>> begin RAW RECORDS
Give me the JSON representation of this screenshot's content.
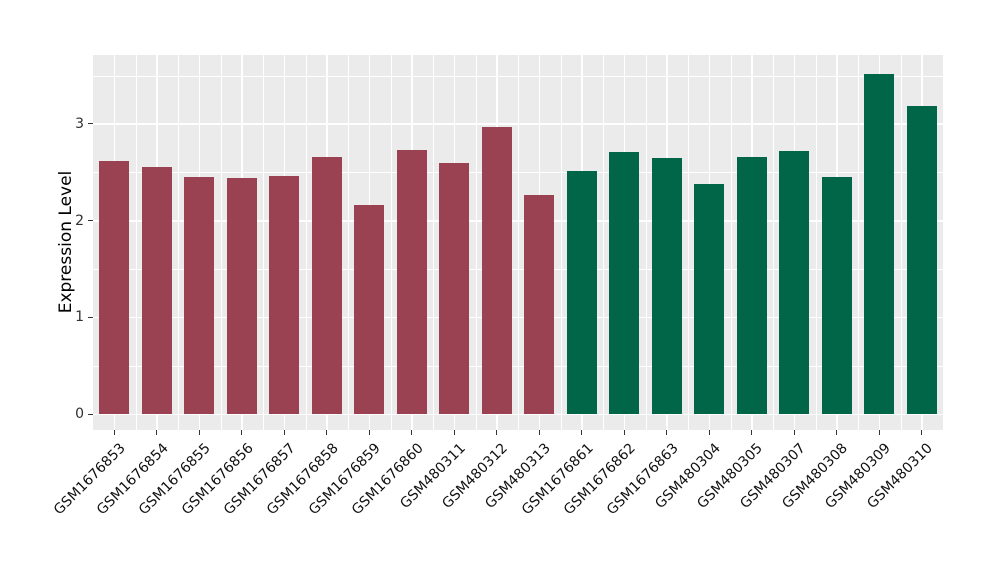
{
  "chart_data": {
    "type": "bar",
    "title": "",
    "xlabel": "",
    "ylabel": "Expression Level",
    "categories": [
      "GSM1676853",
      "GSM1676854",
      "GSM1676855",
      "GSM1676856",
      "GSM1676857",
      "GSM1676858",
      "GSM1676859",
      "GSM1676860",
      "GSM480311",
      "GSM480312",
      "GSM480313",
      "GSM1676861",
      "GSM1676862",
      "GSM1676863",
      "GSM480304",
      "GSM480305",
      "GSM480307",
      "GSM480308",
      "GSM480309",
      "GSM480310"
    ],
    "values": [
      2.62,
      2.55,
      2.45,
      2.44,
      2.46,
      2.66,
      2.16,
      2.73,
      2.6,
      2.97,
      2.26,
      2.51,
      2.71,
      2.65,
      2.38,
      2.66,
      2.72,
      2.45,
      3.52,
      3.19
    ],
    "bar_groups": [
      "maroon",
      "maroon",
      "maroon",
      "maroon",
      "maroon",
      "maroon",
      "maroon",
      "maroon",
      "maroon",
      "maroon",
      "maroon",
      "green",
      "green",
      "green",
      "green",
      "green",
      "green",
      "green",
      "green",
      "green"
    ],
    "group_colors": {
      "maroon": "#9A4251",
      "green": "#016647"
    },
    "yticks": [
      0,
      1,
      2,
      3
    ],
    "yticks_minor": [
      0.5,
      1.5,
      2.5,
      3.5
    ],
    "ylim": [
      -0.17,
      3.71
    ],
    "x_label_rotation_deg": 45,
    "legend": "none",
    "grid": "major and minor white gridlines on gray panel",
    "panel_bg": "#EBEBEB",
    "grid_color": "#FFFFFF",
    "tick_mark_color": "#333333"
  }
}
>> end RAW RECORDS
STATED GOAL: All entries must be written out again exactly as given, with no pictures in the copy.

RESULT FOR THIS EXERCISE:
Give me the JSON representation of this screenshot's content.
{
  "chart_data": {
    "type": "bar",
    "title": "",
    "xlabel": "",
    "ylabel": "Expression Level",
    "categories": [
      "GSM1676853",
      "GSM1676854",
      "GSM1676855",
      "GSM1676856",
      "GSM1676857",
      "GSM1676858",
      "GSM1676859",
      "GSM1676860",
      "GSM480311",
      "GSM480312",
      "GSM480313",
      "GSM1676861",
      "GSM1676862",
      "GSM1676863",
      "GSM480304",
      "GSM480305",
      "GSM480307",
      "GSM480308",
      "GSM480309",
      "GSM480310"
    ],
    "values": [
      2.62,
      2.55,
      2.45,
      2.44,
      2.46,
      2.66,
      2.16,
      2.73,
      2.6,
      2.97,
      2.26,
      2.51,
      2.71,
      2.65,
      2.38,
      2.66,
      2.72,
      2.45,
      3.52,
      3.19
    ],
    "bar_groups": [
      "maroon",
      "maroon",
      "maroon",
      "maroon",
      "maroon",
      "maroon",
      "maroon",
      "maroon",
      "maroon",
      "maroon",
      "maroon",
      "green",
      "green",
      "green",
      "green",
      "green",
      "green",
      "green",
      "green",
      "green"
    ],
    "group_colors": {
      "maroon": "#9A4251",
      "green": "#016647"
    },
    "yticks": [
      0,
      1,
      2,
      3
    ],
    "yticks_minor": [
      0.5,
      1.5,
      2.5,
      3.5
    ],
    "ylim": [
      -0.17,
      3.71
    ],
    "x_label_rotation_deg": 45,
    "legend": "none",
    "grid": "major and minor white gridlines on gray panel",
    "panel_bg": "#EBEBEB",
    "grid_color": "#FFFFFF",
    "tick_mark_color": "#333333"
  }
}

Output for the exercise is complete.